[Data rows start]

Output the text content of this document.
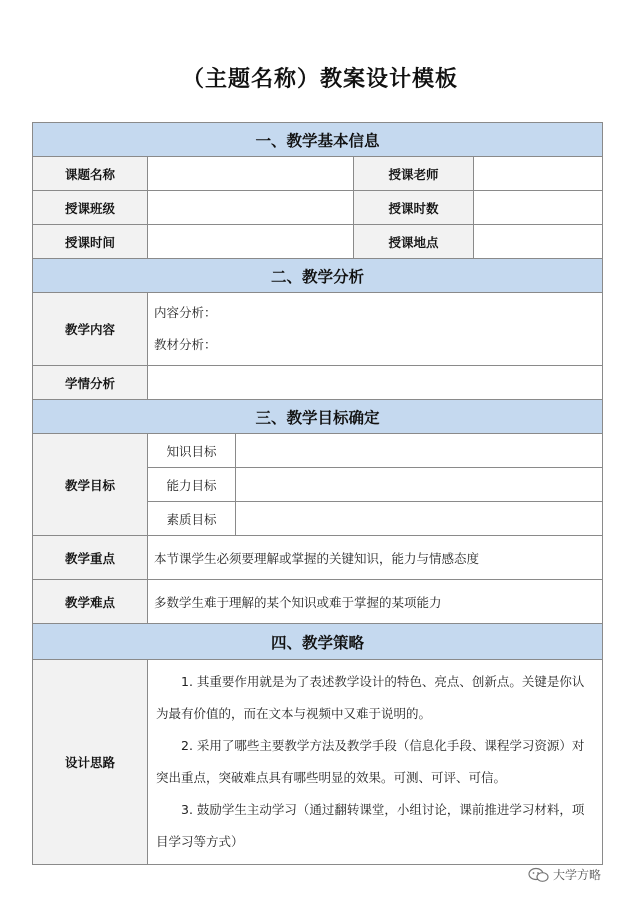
（主题名称）教案设计模板
一、教学基本信息				
课题名称			授课老师	
授课班级			授课时数	
授课时间			授课地点	
二、教学分析				
教学内容	内容分析：
教材分析：			

学情分析				
三、教学目标确定				
教学目标	知识目标			
	能力目标			
	素质目标			
教学重点	本节课学生必须要理解或掌握的关键知识，能力与情感态度			
教学难点	多数学生难于理解的某个知识或难于掌握的某项能力			
四、教学策略				
设计思路	1. 其重要作用就是为了表述教学设计的特色、亮点、创新点。关键是你认为最有价值的，而在文本与视频中又难于说明的。

2. 采用了哪些主要教学方法及教学手段（信息化手段、课程学习资源）对突出重点，突破难点具有哪些明显的效果。可测、可评、可信。

3. 鼓励学生主动学习（通过翻转课堂，小组讨论，课前推进学习材料，项目学习等方式）			

大学方略
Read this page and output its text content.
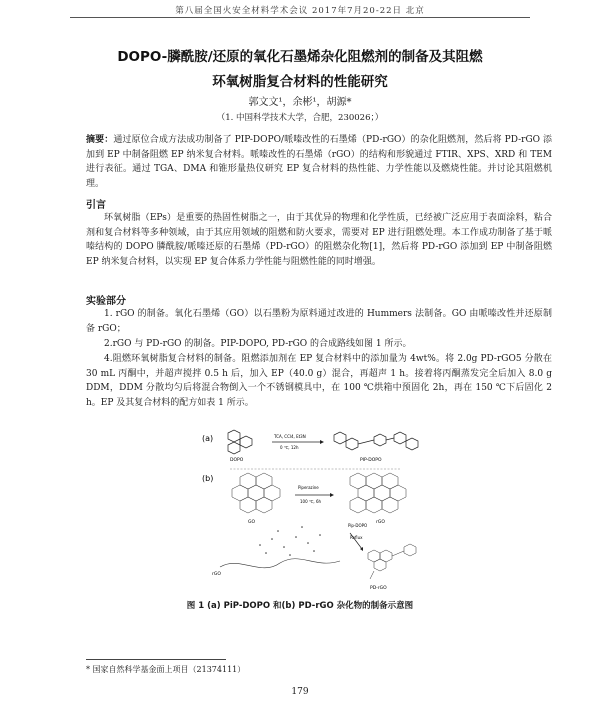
第八届全国火安全材料学术会议 2017年7月20-22日 北京
DOPO-膦酰胺/还原的氧化石墨烯杂化阻燃剂的制备及其阻燃
环氧树脂复合材料的性能研究
郭文文¹，余彬¹，胡源*
（1. 中国科学技术大学，合肥，230026；）

摘要：通过原位合成方法成功制备了 PIP-DOPO/哌嗪改性的石墨烯（PD-rGO）的杂化阻燃剂，然后将 PD-rGO 添加到 EP 中制备阻燃 EP 纳米复合材料。哌嗪改性的石墨烯（rGO）的结构和形貌通过 FTIR、XPS、XRD 和 TEM 进行表征。通过 TGA、DMA 和锥形量热仪研究 EP 复合材料的热性能、力学性能以及燃烧性能。并讨论其阻燃机理。

引言

环氧树脂（EPs）是重要的热固性树脂之一，由于其优异的物理和化学性质，已经被广泛应用于表面涂料，粘合剂和复合材料等多种领域，由于其应用领域的阻燃和防火要求，需要对 EP 进行阻燃处理。本工作成功制备了基于哌嗪结构的 DOPO 膦酰胺/哌嗪还原的石墨烯（PD-rGO）的阻燃杂化物[1]，然后将 PD-rGO 添加到 EP 中制备阻燃 EP 纳米复合材料，以实现 EP 复合体系力学性能与阻燃性能的同时增强。

实验部分

1. rGO 的制备。氧化石墨烯（GO）以石墨粉为原料通过改进的 Hummers 法制备。GO 由哌嗪改性并还原制备 rGO；

2.rGO 与 PD-rGO 的制备。PIP-DOPO, PD-rGO 的合成路线如图 1 所示。

4.阻燃环氧树脂复合材料的制备。阻燃添加剂在 EP 复合材料中的添加量为 4wt%。将 2.0g PD-rGO5 分散在 30 mL 丙酮中，并超声搅拌 0.5 h 后，加入 EP（40.0 g）混合，再超声 1 h。接着将丙酮蒸发完全后加入 8.0 g DDM，DDM 分散均匀后将混合物倒入一个不锈钢模具中，在 100 ℃烘箱中预固化 2h，再在 150 ℃下后固化 2 h。EP 及其复合材料的配方如表 1 所示。

(a)
DOPO
TCA, CCl4, Et3N
0 ℃, 12h
PIP-DOPO
(b)
GO
Piperazine
100 ℃, 6h
rGO
rGO
Pip-DOPO
Reflux
PD-rGO
图 1 (a) PiP-DOPO 和(b) PD-rGO 杂化物的制备示意图
* 国家自然科学基金面上项目（21374111）
179
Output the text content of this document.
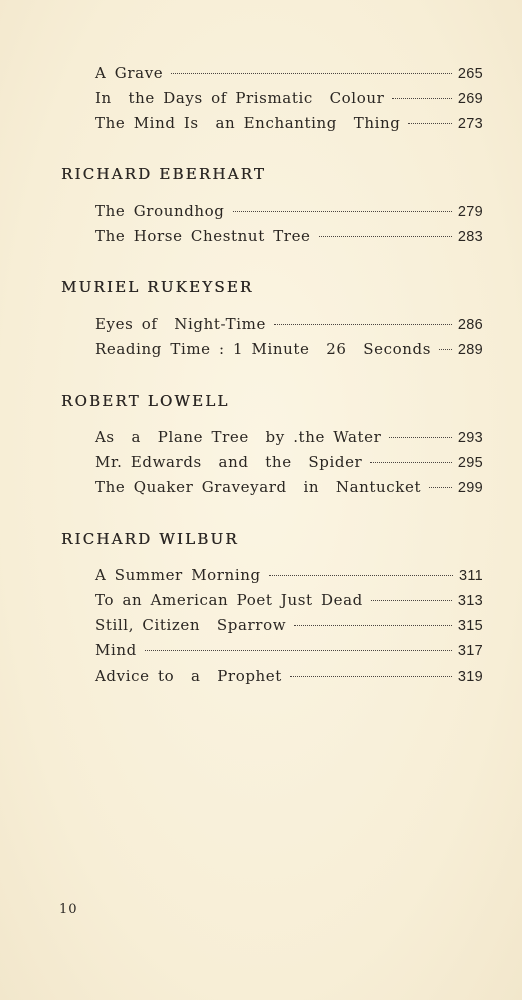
A Grave	265
In  the Days of Prismatic  Colour	269
The Mind Is  an Enchanting  Thing	273
RICHARD EBERHART
The Groundhog	279
The Horse Chestnut Tree	283
MURIEL RUKEYSER
Eyes of  Night-Time	286
Reading Time : 1 Minute  26  Seconds 289
ROBERT LOWELL
As  a  Plane Tree  by .the Water	293
Mr. Edwards  and  the  Spider	295
The Quaker Graveyard  in  Nantucket	299
RICHARD WILBUR
A Summer Morning	311
To an American Poet Just Dead	313
Still, Citizen  Sparrow	315
Mind	317
Advice to  a  Prophet	319
10
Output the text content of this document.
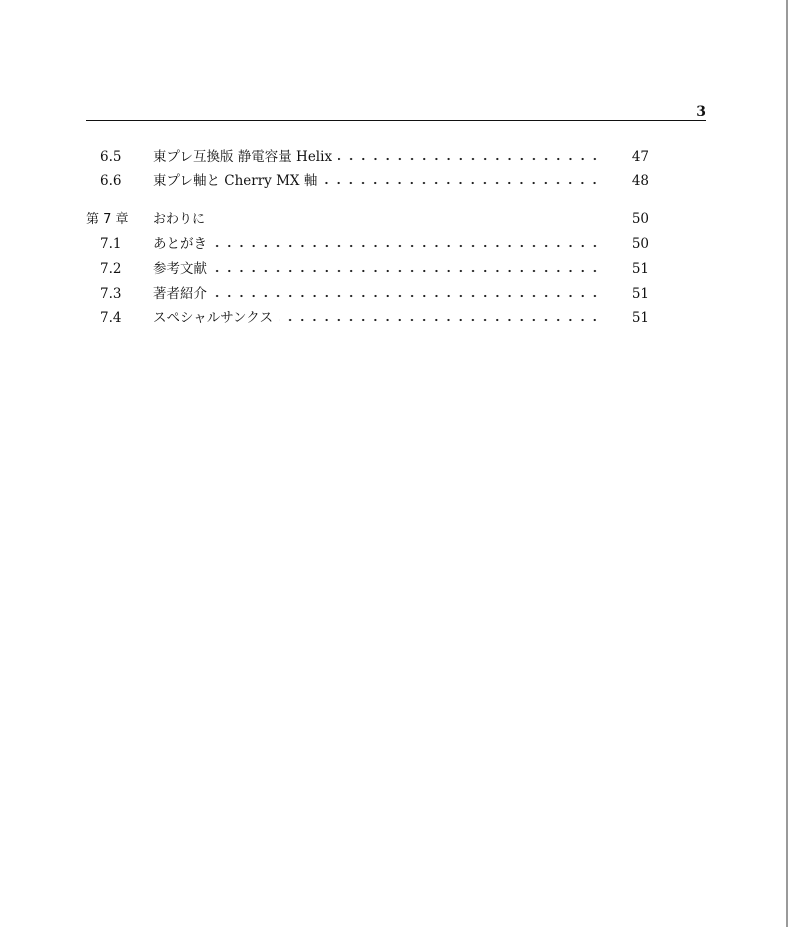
3
6.5	東プレ互換版 静電容量 Helix	47
6.6	東プレ軸と Cherry MX 軸	48
第 7 章	おわりに	50
7.1	あとがき	50
7.2	参考文献	51
7.3	著者紹介	51
7.4	スペシャルサンクス	51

[Data rows end]

**Prompt:**
Collect every line with the string "Time" from the records, and copy each.

**The solution:**
Eyes of  Night-Time	286
Reading Time : 1 Minute  26  Seconds 289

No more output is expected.